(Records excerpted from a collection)
%%

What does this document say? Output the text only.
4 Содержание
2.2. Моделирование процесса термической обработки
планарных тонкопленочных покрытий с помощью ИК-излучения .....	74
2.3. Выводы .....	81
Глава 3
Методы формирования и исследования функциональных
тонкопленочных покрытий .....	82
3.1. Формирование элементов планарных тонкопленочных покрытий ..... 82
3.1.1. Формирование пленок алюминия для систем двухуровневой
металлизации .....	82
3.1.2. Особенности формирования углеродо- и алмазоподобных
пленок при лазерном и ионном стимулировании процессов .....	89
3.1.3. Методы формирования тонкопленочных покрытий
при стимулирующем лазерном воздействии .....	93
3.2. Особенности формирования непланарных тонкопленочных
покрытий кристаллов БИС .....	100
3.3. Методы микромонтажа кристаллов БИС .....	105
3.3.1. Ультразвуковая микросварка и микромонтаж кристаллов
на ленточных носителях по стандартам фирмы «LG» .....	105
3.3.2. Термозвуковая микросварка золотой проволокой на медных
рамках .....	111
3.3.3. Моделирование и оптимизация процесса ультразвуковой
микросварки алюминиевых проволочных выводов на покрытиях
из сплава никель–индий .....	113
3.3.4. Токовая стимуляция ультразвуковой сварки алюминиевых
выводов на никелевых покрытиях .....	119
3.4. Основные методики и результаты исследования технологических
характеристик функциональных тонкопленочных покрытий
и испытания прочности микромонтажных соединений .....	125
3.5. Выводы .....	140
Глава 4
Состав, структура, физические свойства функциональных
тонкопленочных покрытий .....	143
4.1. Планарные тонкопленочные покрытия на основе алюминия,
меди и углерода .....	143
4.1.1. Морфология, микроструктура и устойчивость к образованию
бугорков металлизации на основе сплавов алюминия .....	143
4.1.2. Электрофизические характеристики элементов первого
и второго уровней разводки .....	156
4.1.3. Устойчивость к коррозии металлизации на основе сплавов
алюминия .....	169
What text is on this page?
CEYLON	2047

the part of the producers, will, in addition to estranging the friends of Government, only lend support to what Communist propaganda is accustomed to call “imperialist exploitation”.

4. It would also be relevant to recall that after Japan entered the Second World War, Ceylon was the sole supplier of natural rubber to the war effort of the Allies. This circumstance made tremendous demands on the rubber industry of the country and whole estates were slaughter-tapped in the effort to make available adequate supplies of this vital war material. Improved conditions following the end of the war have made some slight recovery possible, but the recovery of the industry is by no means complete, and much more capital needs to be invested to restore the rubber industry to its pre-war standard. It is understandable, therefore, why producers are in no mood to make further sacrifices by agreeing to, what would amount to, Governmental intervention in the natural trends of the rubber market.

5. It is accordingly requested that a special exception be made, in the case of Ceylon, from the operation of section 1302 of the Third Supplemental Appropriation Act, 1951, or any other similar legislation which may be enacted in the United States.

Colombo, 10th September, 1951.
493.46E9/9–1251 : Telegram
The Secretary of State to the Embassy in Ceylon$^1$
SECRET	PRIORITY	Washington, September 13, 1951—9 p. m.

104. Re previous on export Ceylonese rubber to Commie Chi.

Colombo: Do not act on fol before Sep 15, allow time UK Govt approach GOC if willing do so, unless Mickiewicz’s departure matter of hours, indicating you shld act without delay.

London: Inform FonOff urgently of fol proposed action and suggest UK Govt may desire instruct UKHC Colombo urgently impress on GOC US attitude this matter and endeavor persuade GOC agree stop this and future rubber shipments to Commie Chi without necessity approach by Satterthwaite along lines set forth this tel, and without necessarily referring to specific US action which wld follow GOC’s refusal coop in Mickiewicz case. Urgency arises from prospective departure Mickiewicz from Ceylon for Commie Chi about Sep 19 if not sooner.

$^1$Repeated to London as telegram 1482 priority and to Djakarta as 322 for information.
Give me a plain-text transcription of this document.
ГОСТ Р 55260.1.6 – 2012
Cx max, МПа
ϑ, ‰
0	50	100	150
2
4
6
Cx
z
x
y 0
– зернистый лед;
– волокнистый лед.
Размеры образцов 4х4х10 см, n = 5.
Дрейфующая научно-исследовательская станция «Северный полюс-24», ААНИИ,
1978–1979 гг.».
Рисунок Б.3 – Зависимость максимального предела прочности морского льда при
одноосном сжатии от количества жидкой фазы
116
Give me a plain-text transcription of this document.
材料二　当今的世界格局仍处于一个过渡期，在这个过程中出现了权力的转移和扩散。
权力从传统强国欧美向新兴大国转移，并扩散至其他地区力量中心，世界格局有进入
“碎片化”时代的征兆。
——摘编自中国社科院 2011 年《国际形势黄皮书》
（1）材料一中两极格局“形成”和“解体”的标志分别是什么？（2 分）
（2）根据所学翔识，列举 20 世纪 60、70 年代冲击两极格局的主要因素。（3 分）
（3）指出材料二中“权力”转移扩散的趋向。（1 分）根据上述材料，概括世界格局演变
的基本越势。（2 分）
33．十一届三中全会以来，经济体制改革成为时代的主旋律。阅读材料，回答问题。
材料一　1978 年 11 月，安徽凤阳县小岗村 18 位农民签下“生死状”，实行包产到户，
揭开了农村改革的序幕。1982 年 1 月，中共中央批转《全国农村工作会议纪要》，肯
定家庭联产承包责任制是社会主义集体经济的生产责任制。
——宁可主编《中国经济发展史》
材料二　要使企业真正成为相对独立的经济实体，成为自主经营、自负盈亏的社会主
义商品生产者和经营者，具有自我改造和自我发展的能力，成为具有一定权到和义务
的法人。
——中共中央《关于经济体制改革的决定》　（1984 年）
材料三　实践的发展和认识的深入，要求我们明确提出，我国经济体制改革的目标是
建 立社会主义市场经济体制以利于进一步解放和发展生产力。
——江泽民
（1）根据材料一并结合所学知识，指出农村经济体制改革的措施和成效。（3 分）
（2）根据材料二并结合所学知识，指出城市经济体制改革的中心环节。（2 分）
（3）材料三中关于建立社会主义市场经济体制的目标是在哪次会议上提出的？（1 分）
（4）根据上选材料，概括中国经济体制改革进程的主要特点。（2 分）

%%

The problem
Word for word, restate all of the data shown above.

Worked answer
What does this document say? Output the text only.
4 Содержание
2.2. Моделирование процесса термической обработки
планарных тонкопленочных покрытий с помощью ИК-излучения .....	74
2.3. Выводы .....	81
Глава 3
Методы формирования и исследования функциональных
тонкопленочных покрытий .....	82
3.1. Формирование элементов планарных тонкопленочных покрытий ..... 82
3.1.1. Формирование пленок алюминия для систем двухуровневой
металлизации .....	82
3.1.2. Особенности формирования углеродо- и алмазоподобных
пленок при лазерном и ионном стимулировании процессов .....	89
3.1.3. Методы формирования тонкопленочных покрытий
при стимулирующем лазерном воздействии .....	93
3.2. Особенности формирования непланарных тонкопленочных
покрытий кристаллов БИС .....	100
3.3. Методы микромонтажа кристаллов БИС .....	105
3.3.1. Ультразвуковая микросварка и микромонтаж кристаллов
на ленточных носителях по стандартам фирмы «LG» .....	105
3.3.2. Термозвуковая микросварка золотой проволокой на медных
рамках .....	111
3.3.3. Моделирование и оптимизация процесса ультразвуковой
микросварки алюминиевых проволочных выводов на покрытиях
из сплава никель–индий .....	113
3.3.4. Токовая стимуляция ультразвуковой сварки алюминиевых
выводов на никелевых покрытиях .....	119
3.4. Основные методики и результаты исследования технологических
характеристик функциональных тонкопленочных покрытий
и испытания прочности микромонтажных соединений .....	125
3.5. Выводы .....	140
Глава 4
Состав, структура, физические свойства функциональных
тонкопленочных покрытий .....	143
4.1. Планарные тонкопленочные покрытия на основе алюминия,
меди и углерода .....	143
4.1.1. Морфология, микроструктура и устойчивость к образованию
бугорков металлизации на основе сплавов алюминия .....	143
4.1.2. Электрофизические характеристики элементов первого
и второго уровней разводки .....	156
4.1.3. Устойчивость к коррозии металлизации на основе сплавов
алюминия .....	169
What text is on this page?
CEYLON	2047

the part of the producers, will, in addition to estranging the friends of Government, only lend support to what Communist propaganda is accustomed to call “imperialist exploitation”.

4. It would also be relevant to recall that after Japan entered the Second World War, Ceylon was the sole supplier of natural rubber to the war effort of the Allies. This circumstance made tremendous demands on the rubber industry of the country and whole estates were slaughter-tapped in the effort to make available adequate supplies of this vital war material. Improved conditions following the end of the war have made some slight recovery possible, but the recovery of the industry is by no means complete, and much more capital needs to be invested to restore the rubber industry to its pre-war standard. It is understandable, therefore, why producers are in no mood to make further sacrifices by agreeing to, what would amount to, Governmental intervention in the natural trends of the rubber market.

5. It is accordingly requested that a special exception be made, in the case of Ceylon, from the operation of section 1302 of the Third Supplemental Appropriation Act, 1951, or any other similar legislation which may be enacted in the United States.

Colombo, 10th September, 1951.
493.46E9/9–1251 : Telegram
The Secretary of State to the Embassy in Ceylon$^1$
SECRET	PRIORITY	Washington, September 13, 1951—9 p. m.

104. Re previous on export Ceylonese rubber to Commie Chi.

Colombo: Do not act on fol before Sep 15, allow time UK Govt approach GOC if willing do so, unless Mickiewicz’s departure matter of hours, indicating you shld act without delay.

London: Inform FonOff urgently of fol proposed action and suggest UK Govt may desire instruct UKHC Colombo urgently impress on GOC US attitude this matter and endeavor persuade GOC agree stop this and future rubber shipments to Commie Chi without necessity approach by Satterthwaite along lines set forth this tel, and without necessarily referring to specific US action which wld follow GOC’s refusal coop in Mickiewicz case. Urgency arises from prospective departure Mickiewicz from Ceylon for Commie Chi about Sep 19 if not sooner.

$^1$Repeated to London as telegram 1482 priority and to Djakarta as 322 for information.
Give me a plain-text transcription of this document.
ГОСТ Р 55260.1.6 – 2012
Cx max, МПа
ϑ, ‰
0	50	100	150
2
4
6
Cx
z
x
y 0
– зернистый лед;
– волокнистый лед.
Размеры образцов 4х4х10 см, n = 5.
Дрейфующая научно-исследовательская станция «Северный полюс-24», ААНИИ,
1978–1979 гг.».
Рисунок Б.3 – Зависимость максимального предела прочности морского льда при
одноосном сжатии от количества жидкой фазы
116
Give me a plain-text transcription of this document.
材料二　当今的世界格局仍处于一个过渡期，在这个过程中出现了权力的转移和扩散。
权力从传统强国欧美向新兴大国转移，并扩散至其他地区力量中心，世界格局有进入
“碎片化”时代的征兆。
——摘编自中国社科院 2011 年《国际形势黄皮书》
（1）材料一中两极格局“形成”和“解体”的标志分别是什么？（2 分）
（2）根据所学翔识，列举 20 世纪 60、70 年代冲击两极格局的主要因素。（3 分）
（3）指出材料二中“权力”转移扩散的趋向。（1 分）根据上述材料，概括世界格局演变
的基本越势。（2 分）
33．十一届三中全会以来，经济体制改革成为时代的主旋律。阅读材料，回答问题。
材料一　1978 年 11 月，安徽凤阳县小岗村 18 位农民签下“生死状”，实行包产到户，
揭开了农村改革的序幕。1982 年 1 月，中共中央批转《全国农村工作会议纪要》，肯
定家庭联产承包责任制是社会主义集体经济的生产责任制。
——宁可主编《中国经济发展史》
材料二　要使企业真正成为相对独立的经济实体，成为自主经营、自负盈亏的社会主
义商品生产者和经营者，具有自我改造和自我发展的能力，成为具有一定权到和义务
的法人。
——中共中央《关于经济体制改革的决定》　（1984 年）
材料三　实践的发展和认识的深入，要求我们明确提出，我国经济体制改革的目标是
建 立社会主义市场经济体制以利于进一步解放和发展生产力。
——江泽民
（1）根据材料一并结合所学知识，指出农村经济体制改革的措施和成效。（3 分）
（2）根据材料二并结合所学知识，指出城市经济体制改革的中心环节。（2 分）
（3）材料三中关于建立社会主义市场经济体制的目标是在哪次会议上提出的？（1 分）
（4）根据上选材料，概括中国经济体制改革进程的主要特点。（2 分）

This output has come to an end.